What is required:
Quote the lines from the one containing "y-axis-title: Utilidad Marginal" through the one containing "y-tick-label: 30 <box>30 57 42 68</box>", both included, reproducing each unchanged.

━━━ Material shown ━━━

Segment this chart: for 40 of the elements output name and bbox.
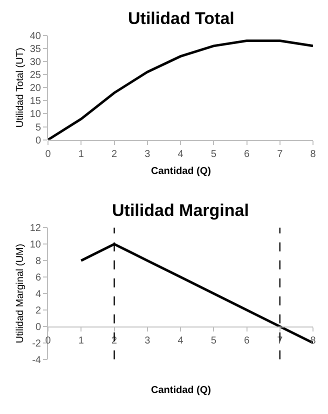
y-axis-title: Utilidad Marginal (UM) <box>14 244 26 344</box>
y-tick-label: 6 <box>35 272 42 284</box>
y-tick-label: 0 <box>35 322 42 333</box>
y-tick-label: 4 <box>35 289 42 300</box>
y-tick-label: 10 <box>30 240 42 251</box>
x-tick-label: 2 <box>111 148 118 160</box>
x-tick-label: 3 <box>144 335 151 346</box>
chart-title: Utilidad Total <box>128 9 234 28</box>
y-tick-label: 30 <box>30 57 42 68</box>
x-tick-label: 7 <box>277 148 284 160</box>
x-tick-label: 8 <box>310 335 316 346</box>
y-tick-label: 35 <box>30 44 42 56</box>
y-tick-label: 15 <box>30 96 42 108</box>
y-tick-label: -4 <box>32 354 42 366</box>
y-tick-label: 12 <box>30 223 42 234</box>
y-tick-label: 20 <box>30 83 42 94</box>
x-tick-label: 6 <box>244 148 250 160</box>
x-tick-label: 0 <box>45 148 52 160</box>
x-tick-label: 8 <box>310 148 316 160</box>
y-tick-label: 25 <box>30 70 42 82</box>
x-tick-label: 1 <box>78 148 84 160</box>
x-tick-label: 5 <box>210 335 217 346</box>
y-tick-label: 10 <box>30 109 42 120</box>
x-tick-label: 4 <box>178 148 184 160</box>
x-tick-label: 1 <box>78 335 84 346</box>
x-tick-label: 0 <box>45 335 52 346</box>
y-tick-label: 8 <box>35 256 42 268</box>
x-tick-label: 4 <box>178 335 184 346</box>
x-tick-label: 5 <box>210 148 217 160</box>
y-tick-label: 2 <box>35 305 42 316</box>
y-tick-label: 0 <box>35 135 42 146</box>
x-axis-title: Cantidad (Q) <box>151 166 211 177</box>
chart-title: Utilidad Marginal <box>112 201 249 220</box>
x-tick-label: 3 <box>144 148 151 160</box>
x-axis-title: Cantidad (Q) <box>151 385 211 396</box>
y-axis-title: Utilidad Total (UT) <box>14 48 26 128</box>
y-tick-label: 5 <box>35 122 42 134</box>
y-tick-label: 40 <box>30 30 42 42</box>
y-tick-label: -2 <box>32 338 42 350</box>
x-tick-label: 6 <box>244 335 250 346</box>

━━━

Finished task:
y-axis-title: Utilidad Marginal (UM) <box>14 244 26 344</box>
y-tick-label: 6 <box>35 272 42 284</box>
y-tick-label: 0 <box>35 322 42 333</box>
y-tick-label: 4 <box>35 289 42 300</box>
y-tick-label: 10 <box>30 240 42 251</box>
x-tick-label: 2 <box>111 148 118 160</box>
x-tick-label: 3 <box>144 335 151 346</box>
chart-title: Utilidad Total <box>128 9 234 28</box>
y-tick-label: 30 <box>30 57 42 68</box>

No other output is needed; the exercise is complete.